▶ [Exercise]:
Write out all of the records precisely. Skip anything that is a picture.

────────────────────────────────────────

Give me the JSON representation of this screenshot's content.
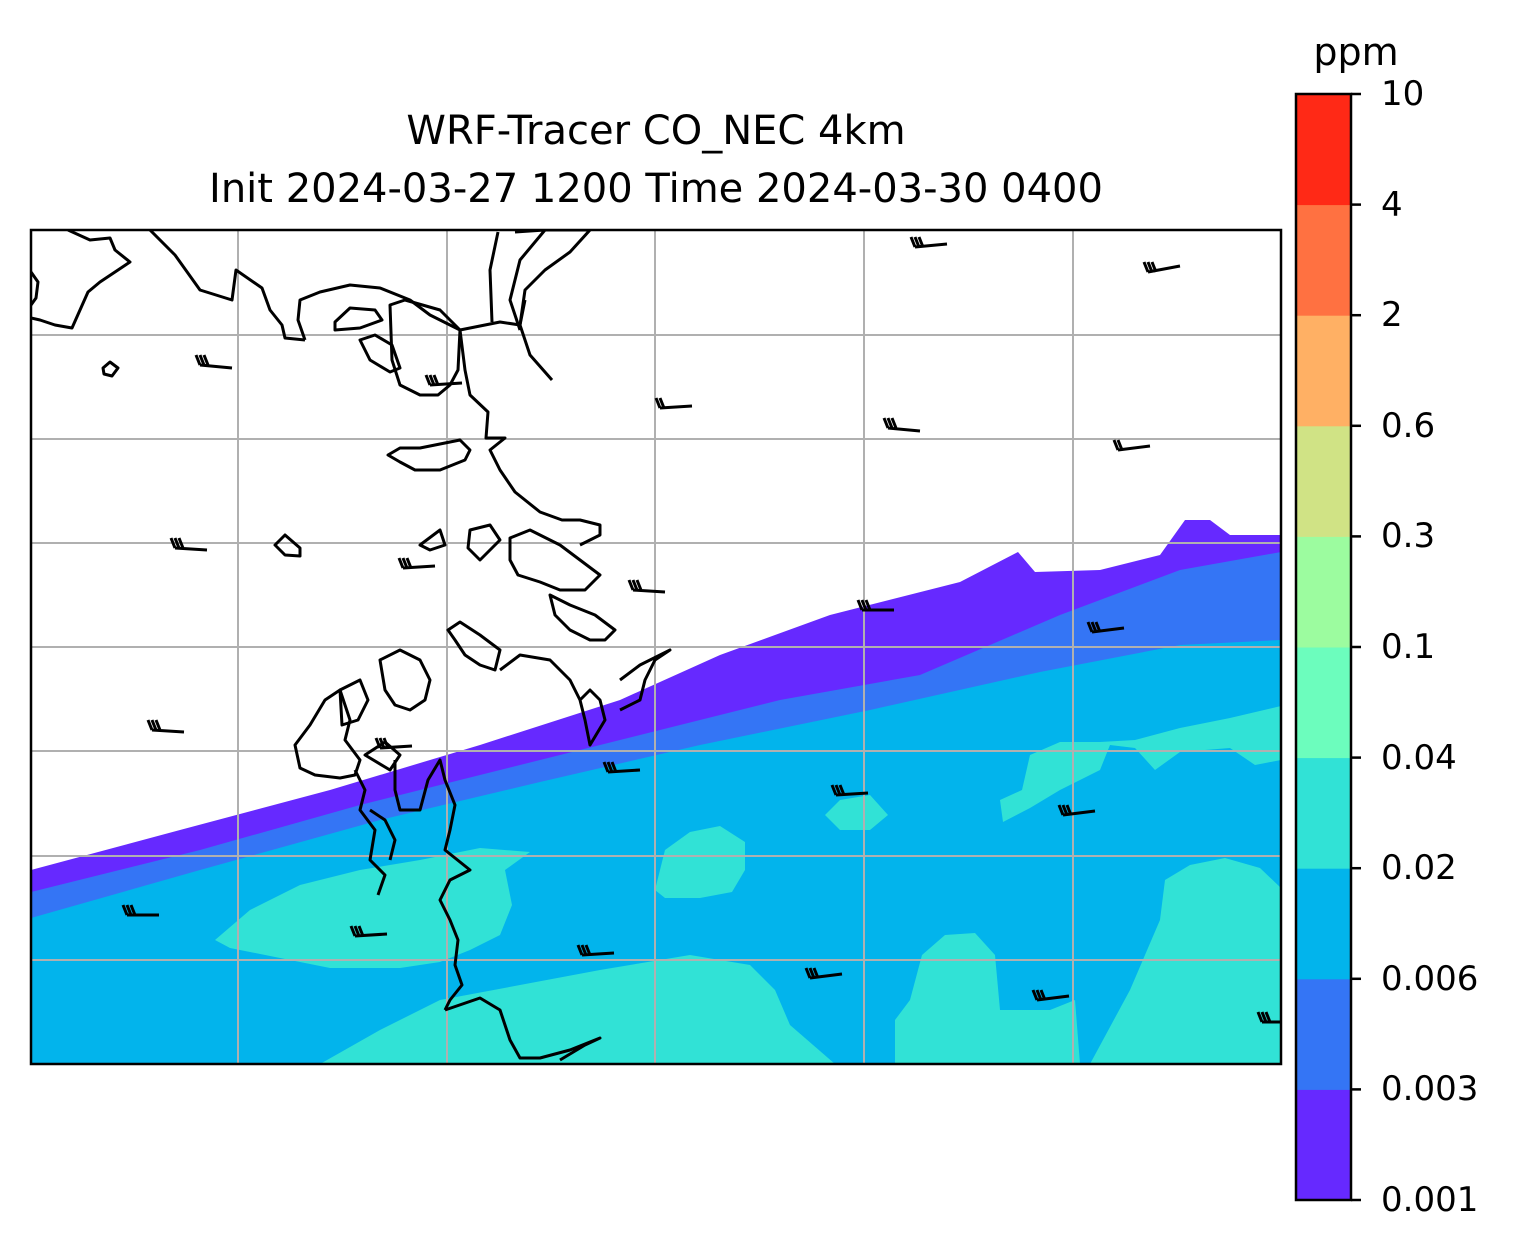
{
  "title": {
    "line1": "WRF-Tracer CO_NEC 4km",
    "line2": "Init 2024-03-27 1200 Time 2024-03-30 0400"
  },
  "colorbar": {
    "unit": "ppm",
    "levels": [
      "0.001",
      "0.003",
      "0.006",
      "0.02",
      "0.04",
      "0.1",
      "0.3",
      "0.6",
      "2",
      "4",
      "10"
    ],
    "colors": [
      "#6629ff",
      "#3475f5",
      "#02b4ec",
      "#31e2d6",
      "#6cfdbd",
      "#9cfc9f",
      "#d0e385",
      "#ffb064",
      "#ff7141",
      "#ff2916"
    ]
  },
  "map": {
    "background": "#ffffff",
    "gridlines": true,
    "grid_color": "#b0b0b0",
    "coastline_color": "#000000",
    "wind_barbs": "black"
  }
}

────────────────────────────────────────

▶ [Solution to the problem]:
Give me the JSON representation of this screenshot's content.
{
  "title": {
    "line1": "WRF-Tracer CO_NEC 4km",
    "line2": "Init 2024-03-27 1200 Time 2024-03-30 0400"
  },
  "colorbar": {
    "unit": "ppm",
    "levels": [
      "0.001",
      "0.003",
      "0.006",
      "0.02",
      "0.04",
      "0.1",
      "0.3",
      "0.6",
      "2",
      "4",
      "10"
    ],
    "colors": [
      "#6629ff",
      "#3475f5",
      "#02b4ec",
      "#31e2d6",
      "#6cfdbd",
      "#9cfc9f",
      "#d0e385",
      "#ffb064",
      "#ff7141",
      "#ff2916"
    ]
  },
  "map": {
    "background": "#ffffff",
    "gridlines": true,
    "grid_color": "#b0b0b0",
    "coastline_color": "#000000",
    "wind_barbs": "black"
  }
}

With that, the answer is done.